**Task instructions**
The records below must be duplicated exactly, character for character.
# START OF Excerpted data
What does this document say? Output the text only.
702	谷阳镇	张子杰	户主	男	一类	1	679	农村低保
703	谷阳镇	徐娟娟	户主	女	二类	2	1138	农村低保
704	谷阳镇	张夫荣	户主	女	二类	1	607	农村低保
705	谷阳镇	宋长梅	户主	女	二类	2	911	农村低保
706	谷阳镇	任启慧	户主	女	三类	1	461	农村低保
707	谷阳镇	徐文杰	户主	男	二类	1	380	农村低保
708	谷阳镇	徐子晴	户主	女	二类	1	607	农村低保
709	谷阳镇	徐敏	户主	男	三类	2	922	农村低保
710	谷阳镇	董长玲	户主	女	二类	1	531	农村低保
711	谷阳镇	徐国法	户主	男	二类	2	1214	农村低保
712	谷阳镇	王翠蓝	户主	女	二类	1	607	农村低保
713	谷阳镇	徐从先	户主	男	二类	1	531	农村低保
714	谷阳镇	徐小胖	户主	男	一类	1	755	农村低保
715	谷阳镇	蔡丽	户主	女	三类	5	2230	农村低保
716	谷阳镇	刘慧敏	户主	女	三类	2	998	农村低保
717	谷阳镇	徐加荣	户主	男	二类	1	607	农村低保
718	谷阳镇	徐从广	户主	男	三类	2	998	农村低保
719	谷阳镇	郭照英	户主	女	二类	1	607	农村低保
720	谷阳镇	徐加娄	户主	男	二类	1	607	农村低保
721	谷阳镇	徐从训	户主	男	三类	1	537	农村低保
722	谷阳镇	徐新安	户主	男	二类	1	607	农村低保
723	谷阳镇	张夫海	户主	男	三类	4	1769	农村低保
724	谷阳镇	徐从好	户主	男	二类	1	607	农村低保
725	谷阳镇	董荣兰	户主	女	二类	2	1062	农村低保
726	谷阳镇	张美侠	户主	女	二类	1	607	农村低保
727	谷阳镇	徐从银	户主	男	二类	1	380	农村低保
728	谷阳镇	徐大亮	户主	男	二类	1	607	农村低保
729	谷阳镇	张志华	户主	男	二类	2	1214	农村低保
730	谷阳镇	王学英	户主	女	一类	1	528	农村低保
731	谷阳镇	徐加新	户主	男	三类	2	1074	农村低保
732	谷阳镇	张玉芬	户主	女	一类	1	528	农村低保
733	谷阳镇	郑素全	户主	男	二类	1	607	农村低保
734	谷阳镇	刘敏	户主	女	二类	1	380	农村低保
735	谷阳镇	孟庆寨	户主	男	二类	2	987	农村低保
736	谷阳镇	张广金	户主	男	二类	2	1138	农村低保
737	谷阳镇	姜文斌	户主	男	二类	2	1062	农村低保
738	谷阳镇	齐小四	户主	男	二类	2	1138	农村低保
# END OF Excerpted data
**Solution for this exercise**
What does this document say? Output the text only.
702	谷阳镇	张子杰	户主	男	一类	1	679	农村低保
703	谷阳镇	徐娟娟	户主	女	二类	2	1138	农村低保
704	谷阳镇	张夫荣	户主	女	二类	1	607	农村低保
705	谷阳镇	宋长梅	户主	女	二类	2	911	农村低保
706	谷阳镇	任启慧	户主	女	三类	1	461	农村低保
707	谷阳镇	徐文杰	户主	男	二类	1	380	农村低保
708	谷阳镇	徐子晴	户主	女	二类	1	607	农村低保
709	谷阳镇	徐敏	户主	男	三类	2	922	农村低保
710	谷阳镇	董长玲	户主	女	二类	1	531	农村低保
711	谷阳镇	徐国法	户主	男	二类	2	1214	农村低保
712	谷阳镇	王翠蓝	户主	女	二类	1	607	农村低保
713	谷阳镇	徐从先	户主	男	二类	1	531	农村低保
714	谷阳镇	徐小胖	户主	男	一类	1	755	农村低保
715	谷阳镇	蔡丽	户主	女	三类	5	2230	农村低保
716	谷阳镇	刘慧敏	户主	女	三类	2	998	农村低保
717	谷阳镇	徐加荣	户主	男	二类	1	607	农村低保
718	谷阳镇	徐从广	户主	男	三类	2	998	农村低保
719	谷阳镇	郭照英	户主	女	二类	1	607	农村低保
720	谷阳镇	徐加娄	户主	男	二类	1	607	农村低保
721	谷阳镇	徐从训	户主	男	三类	1	537	农村低保
722	谷阳镇	徐新安	户主	男	二类	1	607	农村低保
723	谷阳镇	张夫海	户主	男	三类	4	1769	农村低保
724	谷阳镇	徐从好	户主	男	二类	1	607	农村低保
725	谷阳镇	董荣兰	户主	女	二类	2	1062	农村低保
726	谷阳镇	张美侠	户主	女	二类	1	607	农村低保
727	谷阳镇	徐从银	户主	男	二类	1	380	农村低保
728	谷阳镇	徐大亮	户主	男	二类	1	607	农村低保
729	谷阳镇	张志华	户主	男	二类	2	1214	农村低保
730	谷阳镇	王学英	户主	女	一类	1	528	农村低保
731	谷阳镇	徐加新	户主	男	三类	2	1074	农村低保
732	谷阳镇	张玉芬	户主	女	一类	1	528	农村低保
733	谷阳镇	郑素全	户主	男	二类	1	607	农村低保
734	谷阳镇	刘敏	户主	女	二类	1	380	农村低保
735	谷阳镇	孟庆寨	户主	男	二类	2	987	农村低保
736	谷阳镇	张广金	户主	男	二类	2	1138	农村低保
737	谷阳镇	姜文斌	户主	男	二类	2	1062	农村低保
738	谷阳镇	齐小四	户主	男	二类	2	1138	农村低保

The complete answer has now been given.